The task → Copy each entry as it stands, leaving nothing out.

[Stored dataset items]
* * * * *
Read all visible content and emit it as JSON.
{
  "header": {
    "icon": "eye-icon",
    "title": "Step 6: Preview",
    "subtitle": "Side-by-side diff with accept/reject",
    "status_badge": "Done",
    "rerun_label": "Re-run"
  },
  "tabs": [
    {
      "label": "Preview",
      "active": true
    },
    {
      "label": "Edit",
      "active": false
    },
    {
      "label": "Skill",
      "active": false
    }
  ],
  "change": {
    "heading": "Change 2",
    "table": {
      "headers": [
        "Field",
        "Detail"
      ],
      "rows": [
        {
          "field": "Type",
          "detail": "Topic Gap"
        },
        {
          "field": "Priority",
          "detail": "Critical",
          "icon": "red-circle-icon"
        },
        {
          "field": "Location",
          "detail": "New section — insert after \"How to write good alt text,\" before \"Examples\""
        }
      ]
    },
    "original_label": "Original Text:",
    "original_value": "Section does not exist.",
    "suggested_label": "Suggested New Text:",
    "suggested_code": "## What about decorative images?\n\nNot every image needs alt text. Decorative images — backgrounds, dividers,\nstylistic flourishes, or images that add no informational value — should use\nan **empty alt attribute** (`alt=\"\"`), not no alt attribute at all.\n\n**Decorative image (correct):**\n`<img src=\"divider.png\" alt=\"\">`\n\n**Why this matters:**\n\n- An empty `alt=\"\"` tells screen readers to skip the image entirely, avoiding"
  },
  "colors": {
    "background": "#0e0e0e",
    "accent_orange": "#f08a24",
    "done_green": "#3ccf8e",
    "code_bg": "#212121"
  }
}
* * * * *
Correct result →
Read all visible content and emit it as JSON.
{
  "header": {
    "icon": "eye-icon",
    "title": "Step 6: Preview",
    "subtitle": "Side-by-side diff with accept/reject",
    "status_badge": "Done",
    "rerun_label": "Re-run"
  },
  "tabs": [
    {
      "label": "Preview",
      "active": true
    },
    {
      "label": "Edit",
      "active": false
    },
    {
      "label": "Skill",
      "active": false
    }
  ],
  "change": {
    "heading": "Change 2",
    "table": {
      "headers": [
        "Field",
        "Detail"
      ],
      "rows": [
        {
          "field": "Type",
          "detail": "Topic Gap"
        },
        {
          "field": "Priority",
          "detail": "Critical",
          "icon": "red-circle-icon"
        },
        {
          "field": "Location",
          "detail": "New section — insert after \"How to write good alt text,\" before \"Examples\""
        }
      ]
    },
    "original_label": "Original Text:",
    "original_value": "Section does not exist.",
    "suggested_label": "Suggested New Text:",
    "suggested_code": "## What about decorative images?\n\nNot every image needs alt text. Decorative images — backgrounds, dividers,\nstylistic flourishes, or images that add no informational value — should use\nan **empty alt attribute** (`alt=\"\"`), not no alt attribute at all.\n\n**Decorative image (correct):**\n`<img src=\"divider.png\" alt=\"\">`\n\n**Why this matters:**\n\n- An empty `alt=\"\"` tells screen readers to skip the image entirely, avoiding"
  },
  "colors": {
    "background": "#0e0e0e",
    "accent_orange": "#f08a24",
    "done_green": "#3ccf8e",
    "code_bg": "#212121"
  }
}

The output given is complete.